Pick out every line of the entries below where "this" occurs, and copy those lines.

**Records from a data collection:**
────────────────────

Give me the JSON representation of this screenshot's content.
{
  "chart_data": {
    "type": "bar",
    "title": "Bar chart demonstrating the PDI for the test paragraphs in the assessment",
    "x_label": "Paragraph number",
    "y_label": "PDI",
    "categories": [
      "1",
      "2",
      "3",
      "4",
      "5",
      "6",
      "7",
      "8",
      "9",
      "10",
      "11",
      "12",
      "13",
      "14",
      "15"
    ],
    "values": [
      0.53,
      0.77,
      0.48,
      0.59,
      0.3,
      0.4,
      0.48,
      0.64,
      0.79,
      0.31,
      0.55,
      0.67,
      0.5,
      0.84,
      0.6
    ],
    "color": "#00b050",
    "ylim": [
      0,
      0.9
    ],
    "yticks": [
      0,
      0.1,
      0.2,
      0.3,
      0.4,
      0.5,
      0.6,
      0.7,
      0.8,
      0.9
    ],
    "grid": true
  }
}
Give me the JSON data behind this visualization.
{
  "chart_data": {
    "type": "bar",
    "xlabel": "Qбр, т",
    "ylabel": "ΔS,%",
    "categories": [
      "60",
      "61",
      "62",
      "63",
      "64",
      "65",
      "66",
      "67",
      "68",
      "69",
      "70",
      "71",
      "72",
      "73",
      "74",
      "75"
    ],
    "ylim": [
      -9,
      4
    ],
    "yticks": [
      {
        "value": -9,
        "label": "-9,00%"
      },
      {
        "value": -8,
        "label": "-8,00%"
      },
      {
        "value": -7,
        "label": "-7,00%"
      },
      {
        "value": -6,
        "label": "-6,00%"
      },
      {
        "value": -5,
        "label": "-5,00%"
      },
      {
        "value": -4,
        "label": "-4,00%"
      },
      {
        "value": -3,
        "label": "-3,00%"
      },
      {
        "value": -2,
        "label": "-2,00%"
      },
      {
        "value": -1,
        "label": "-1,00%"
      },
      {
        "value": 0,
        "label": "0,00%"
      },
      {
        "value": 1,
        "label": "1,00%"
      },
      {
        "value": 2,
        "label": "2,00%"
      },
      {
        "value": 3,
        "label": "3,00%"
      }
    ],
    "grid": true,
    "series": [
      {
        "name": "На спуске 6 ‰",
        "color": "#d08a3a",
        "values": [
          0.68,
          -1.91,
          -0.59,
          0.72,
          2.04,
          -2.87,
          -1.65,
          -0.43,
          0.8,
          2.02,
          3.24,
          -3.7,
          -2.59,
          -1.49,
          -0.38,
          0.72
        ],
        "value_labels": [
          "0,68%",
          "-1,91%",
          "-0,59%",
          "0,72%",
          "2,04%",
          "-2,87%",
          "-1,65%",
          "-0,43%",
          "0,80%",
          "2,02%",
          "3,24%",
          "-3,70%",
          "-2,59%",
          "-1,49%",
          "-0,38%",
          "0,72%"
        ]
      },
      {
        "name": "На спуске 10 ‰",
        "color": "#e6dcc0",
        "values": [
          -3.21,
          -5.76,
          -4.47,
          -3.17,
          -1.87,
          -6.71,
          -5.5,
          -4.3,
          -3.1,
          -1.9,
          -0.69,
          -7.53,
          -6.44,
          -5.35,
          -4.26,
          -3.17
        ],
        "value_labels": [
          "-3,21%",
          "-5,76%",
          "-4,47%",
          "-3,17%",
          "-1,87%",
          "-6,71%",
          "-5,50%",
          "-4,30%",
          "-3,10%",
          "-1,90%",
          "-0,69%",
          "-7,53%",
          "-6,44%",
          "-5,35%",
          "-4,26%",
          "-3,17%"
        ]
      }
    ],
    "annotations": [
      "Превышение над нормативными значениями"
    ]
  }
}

────────────────────

**Task output:**
Give me the JSON representation of this screenshot's content.
Give me the JSON data behind this visualization.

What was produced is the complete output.